• Task directions:
Extract all lines that hold "структур" from the records below.

────────────────────

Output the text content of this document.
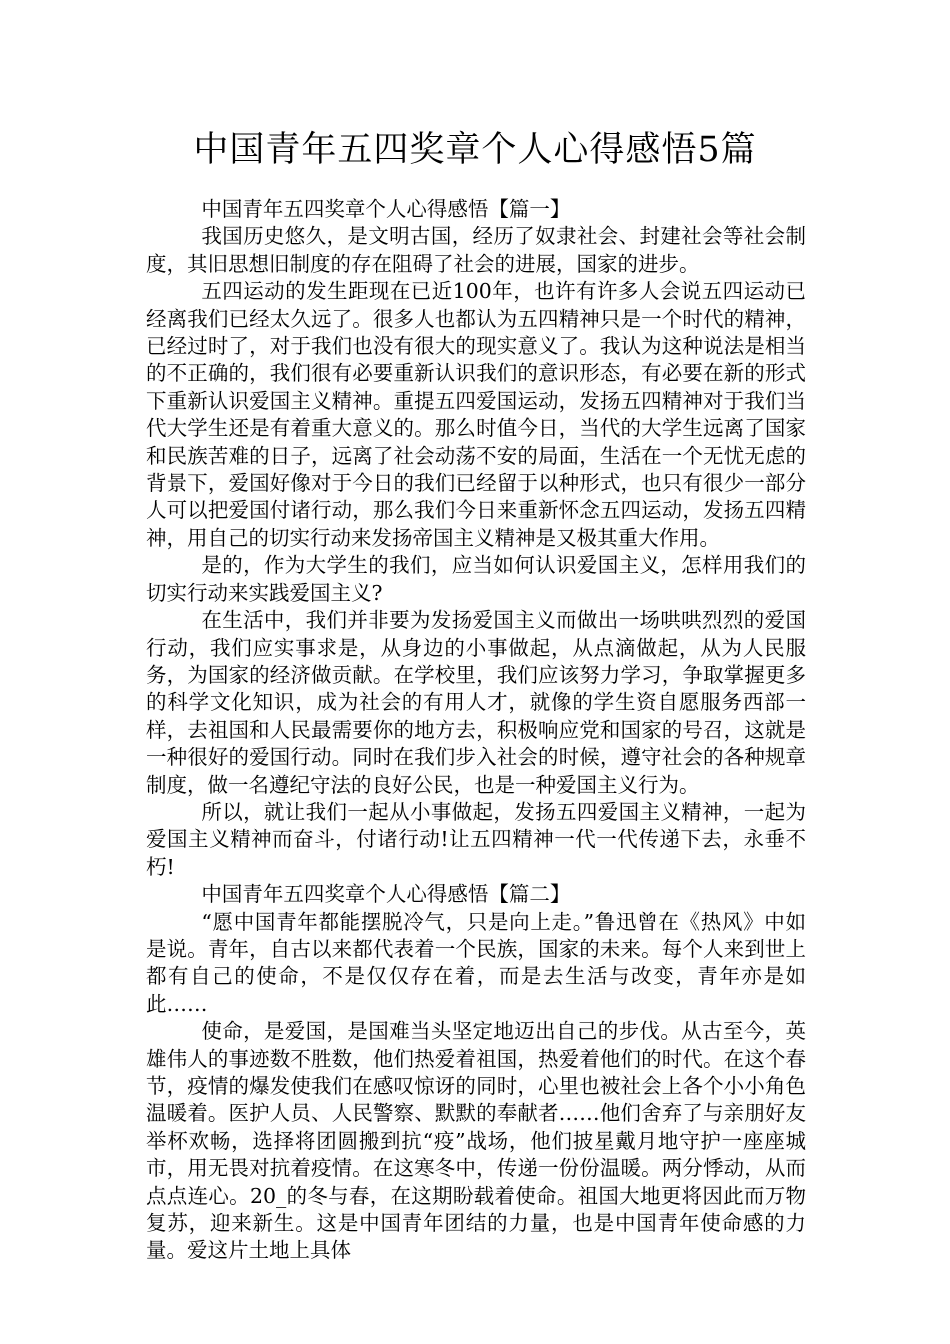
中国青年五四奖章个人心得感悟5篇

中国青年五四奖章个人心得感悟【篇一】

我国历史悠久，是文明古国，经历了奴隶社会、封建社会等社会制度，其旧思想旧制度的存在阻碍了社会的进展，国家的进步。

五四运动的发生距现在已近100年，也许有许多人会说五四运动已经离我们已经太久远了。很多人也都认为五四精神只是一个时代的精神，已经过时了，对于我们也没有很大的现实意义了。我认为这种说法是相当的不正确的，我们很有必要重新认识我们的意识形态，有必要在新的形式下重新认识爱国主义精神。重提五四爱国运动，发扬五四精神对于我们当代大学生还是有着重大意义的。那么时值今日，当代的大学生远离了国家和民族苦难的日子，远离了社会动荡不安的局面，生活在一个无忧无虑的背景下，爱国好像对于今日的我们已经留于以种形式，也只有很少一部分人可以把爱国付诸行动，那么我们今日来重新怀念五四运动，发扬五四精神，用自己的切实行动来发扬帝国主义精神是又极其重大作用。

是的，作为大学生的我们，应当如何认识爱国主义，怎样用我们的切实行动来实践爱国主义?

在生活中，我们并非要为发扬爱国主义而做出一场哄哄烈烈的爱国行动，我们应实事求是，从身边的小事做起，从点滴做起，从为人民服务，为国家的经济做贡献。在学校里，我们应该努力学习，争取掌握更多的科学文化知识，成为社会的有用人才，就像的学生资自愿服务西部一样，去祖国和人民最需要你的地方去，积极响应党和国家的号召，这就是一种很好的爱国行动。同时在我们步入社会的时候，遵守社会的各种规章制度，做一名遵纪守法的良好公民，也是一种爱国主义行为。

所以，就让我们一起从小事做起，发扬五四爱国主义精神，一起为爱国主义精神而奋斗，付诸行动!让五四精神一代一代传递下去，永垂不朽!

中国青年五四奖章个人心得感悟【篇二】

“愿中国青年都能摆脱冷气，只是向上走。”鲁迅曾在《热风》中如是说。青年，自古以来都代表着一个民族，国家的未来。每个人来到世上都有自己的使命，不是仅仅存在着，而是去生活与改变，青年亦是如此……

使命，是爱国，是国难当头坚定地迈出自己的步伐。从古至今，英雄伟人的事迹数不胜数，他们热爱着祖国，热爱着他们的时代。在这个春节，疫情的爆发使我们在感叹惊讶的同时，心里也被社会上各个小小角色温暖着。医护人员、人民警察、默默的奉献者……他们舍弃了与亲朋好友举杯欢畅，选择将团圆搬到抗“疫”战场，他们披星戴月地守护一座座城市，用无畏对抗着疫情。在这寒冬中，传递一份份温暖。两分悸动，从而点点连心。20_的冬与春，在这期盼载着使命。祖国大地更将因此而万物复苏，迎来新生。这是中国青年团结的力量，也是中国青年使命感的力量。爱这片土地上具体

────────────────────

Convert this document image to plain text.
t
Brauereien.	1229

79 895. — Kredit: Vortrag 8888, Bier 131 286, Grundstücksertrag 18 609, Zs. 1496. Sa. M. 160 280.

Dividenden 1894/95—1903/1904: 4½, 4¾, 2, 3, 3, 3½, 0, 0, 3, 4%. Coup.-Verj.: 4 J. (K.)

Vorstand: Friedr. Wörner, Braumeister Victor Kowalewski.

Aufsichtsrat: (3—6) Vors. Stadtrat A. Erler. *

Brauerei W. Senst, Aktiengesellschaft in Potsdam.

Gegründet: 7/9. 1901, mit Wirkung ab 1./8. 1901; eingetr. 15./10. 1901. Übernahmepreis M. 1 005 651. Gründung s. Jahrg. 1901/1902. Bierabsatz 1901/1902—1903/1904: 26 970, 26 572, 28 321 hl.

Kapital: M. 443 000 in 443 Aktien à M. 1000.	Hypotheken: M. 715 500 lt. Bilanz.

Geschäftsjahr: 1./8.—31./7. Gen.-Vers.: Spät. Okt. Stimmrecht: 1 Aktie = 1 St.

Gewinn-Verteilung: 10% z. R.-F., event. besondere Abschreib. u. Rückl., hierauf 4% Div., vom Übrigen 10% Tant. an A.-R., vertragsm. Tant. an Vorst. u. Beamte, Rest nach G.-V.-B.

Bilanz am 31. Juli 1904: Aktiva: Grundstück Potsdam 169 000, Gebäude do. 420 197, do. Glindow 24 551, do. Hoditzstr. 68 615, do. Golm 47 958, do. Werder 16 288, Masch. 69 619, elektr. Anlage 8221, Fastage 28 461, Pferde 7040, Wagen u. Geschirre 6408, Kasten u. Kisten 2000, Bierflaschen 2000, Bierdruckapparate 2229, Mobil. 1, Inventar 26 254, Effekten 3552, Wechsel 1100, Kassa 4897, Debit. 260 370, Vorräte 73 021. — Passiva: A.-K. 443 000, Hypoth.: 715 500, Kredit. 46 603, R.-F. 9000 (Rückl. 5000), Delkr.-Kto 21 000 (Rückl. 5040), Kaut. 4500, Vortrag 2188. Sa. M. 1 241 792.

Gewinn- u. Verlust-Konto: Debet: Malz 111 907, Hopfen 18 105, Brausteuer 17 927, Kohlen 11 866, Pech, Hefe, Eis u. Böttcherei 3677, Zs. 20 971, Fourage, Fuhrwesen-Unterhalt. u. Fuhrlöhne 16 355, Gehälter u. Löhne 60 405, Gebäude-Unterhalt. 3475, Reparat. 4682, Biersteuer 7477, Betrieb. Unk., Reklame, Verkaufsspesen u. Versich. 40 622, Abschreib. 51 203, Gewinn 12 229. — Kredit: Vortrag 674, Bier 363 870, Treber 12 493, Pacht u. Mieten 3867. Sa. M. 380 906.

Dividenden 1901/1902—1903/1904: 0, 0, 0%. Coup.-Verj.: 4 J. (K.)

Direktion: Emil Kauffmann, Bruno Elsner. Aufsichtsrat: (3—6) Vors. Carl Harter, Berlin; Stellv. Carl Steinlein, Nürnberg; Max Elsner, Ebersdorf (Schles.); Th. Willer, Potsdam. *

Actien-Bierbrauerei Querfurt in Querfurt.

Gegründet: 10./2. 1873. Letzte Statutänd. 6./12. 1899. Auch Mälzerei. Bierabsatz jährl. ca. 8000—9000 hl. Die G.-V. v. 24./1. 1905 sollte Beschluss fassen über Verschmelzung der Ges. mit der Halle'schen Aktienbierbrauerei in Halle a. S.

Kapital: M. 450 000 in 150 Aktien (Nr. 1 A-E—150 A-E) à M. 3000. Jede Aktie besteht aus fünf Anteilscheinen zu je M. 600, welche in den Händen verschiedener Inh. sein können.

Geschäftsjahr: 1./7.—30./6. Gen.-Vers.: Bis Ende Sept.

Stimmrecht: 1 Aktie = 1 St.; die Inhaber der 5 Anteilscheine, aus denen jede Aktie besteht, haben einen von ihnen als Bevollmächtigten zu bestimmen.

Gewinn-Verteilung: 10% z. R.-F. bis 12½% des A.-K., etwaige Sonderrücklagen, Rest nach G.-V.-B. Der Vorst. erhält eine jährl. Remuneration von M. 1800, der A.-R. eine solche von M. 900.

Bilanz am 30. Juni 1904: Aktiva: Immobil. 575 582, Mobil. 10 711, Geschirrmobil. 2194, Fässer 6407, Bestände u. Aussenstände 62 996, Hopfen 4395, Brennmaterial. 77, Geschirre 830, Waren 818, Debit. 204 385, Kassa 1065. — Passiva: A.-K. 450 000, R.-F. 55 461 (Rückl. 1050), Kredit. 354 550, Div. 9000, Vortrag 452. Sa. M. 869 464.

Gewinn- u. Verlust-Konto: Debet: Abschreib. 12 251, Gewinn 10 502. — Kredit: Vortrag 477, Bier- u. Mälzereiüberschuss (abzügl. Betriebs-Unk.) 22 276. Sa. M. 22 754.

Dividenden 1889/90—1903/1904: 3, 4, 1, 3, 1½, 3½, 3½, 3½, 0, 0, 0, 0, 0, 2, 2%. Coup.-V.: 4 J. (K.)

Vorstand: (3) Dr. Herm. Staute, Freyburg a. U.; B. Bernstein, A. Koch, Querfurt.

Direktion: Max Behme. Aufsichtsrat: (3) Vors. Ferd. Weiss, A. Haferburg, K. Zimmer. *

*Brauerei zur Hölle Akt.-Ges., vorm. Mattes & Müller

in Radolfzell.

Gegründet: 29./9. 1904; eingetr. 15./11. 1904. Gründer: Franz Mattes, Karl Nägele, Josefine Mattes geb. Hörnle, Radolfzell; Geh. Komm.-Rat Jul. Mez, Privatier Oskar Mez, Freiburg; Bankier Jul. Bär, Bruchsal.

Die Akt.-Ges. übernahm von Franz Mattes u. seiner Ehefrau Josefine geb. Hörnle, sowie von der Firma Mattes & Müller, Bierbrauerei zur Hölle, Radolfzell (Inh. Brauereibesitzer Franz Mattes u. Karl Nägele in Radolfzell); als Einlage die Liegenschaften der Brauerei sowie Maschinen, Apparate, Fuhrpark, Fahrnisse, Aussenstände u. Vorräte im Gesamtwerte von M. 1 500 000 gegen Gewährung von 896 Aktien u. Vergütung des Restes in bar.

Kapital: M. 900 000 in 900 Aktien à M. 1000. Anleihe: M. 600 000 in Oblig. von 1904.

────────────────────

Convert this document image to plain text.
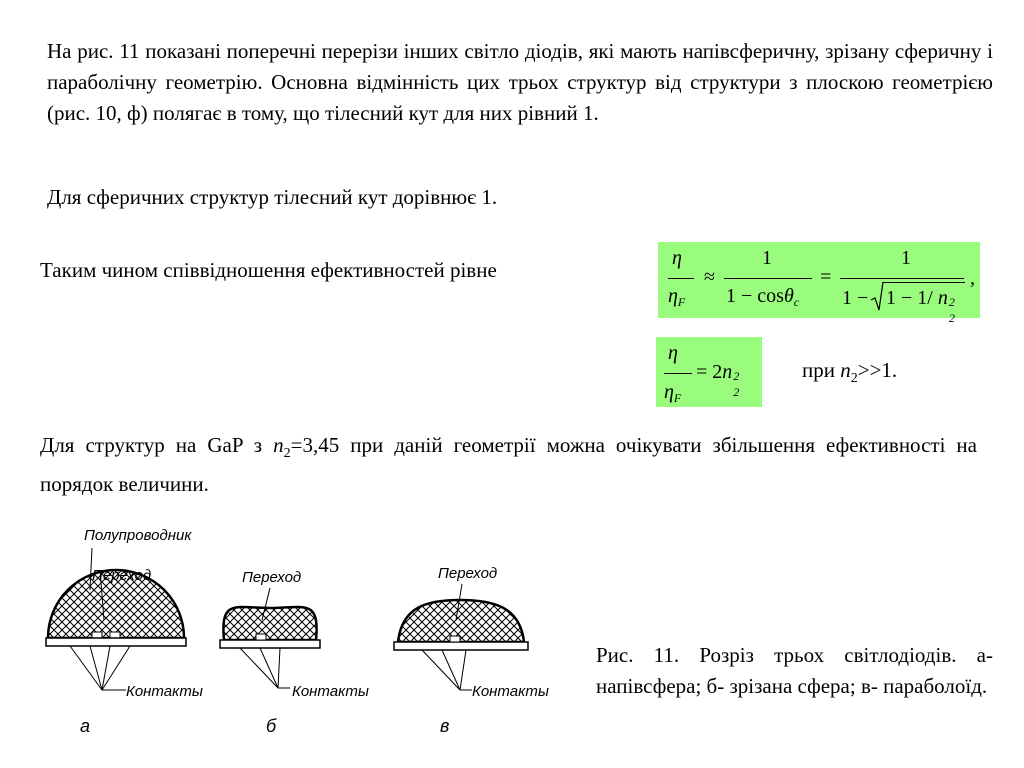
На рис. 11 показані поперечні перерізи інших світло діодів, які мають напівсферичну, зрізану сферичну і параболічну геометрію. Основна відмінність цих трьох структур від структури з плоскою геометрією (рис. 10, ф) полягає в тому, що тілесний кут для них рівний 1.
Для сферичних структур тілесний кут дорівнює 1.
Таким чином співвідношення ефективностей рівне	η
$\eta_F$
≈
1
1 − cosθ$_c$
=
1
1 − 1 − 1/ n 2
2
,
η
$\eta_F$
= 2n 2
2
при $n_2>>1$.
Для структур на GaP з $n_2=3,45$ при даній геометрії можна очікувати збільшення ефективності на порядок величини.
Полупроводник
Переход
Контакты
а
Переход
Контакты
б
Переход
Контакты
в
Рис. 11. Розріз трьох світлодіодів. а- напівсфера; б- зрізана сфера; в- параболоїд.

────────────────────

• Result of this exercise:
На рис. 11 показані поперечні перерізи інших світло діодів, які мають напівсферичну, зрізану сферичну і параболічну геометрію. Основна відмінність цих трьох структур від структури з плоскою геометрією (рис. 10, ф) полягає в тому, що тілесний кут для них рівний 1.
Для сферичних структур тілесний кут дорівнює 1.
Для структур на GaP з $n_2=3,45$ при даній геометрії можна очікувати збільшення ефективності на порядок величини.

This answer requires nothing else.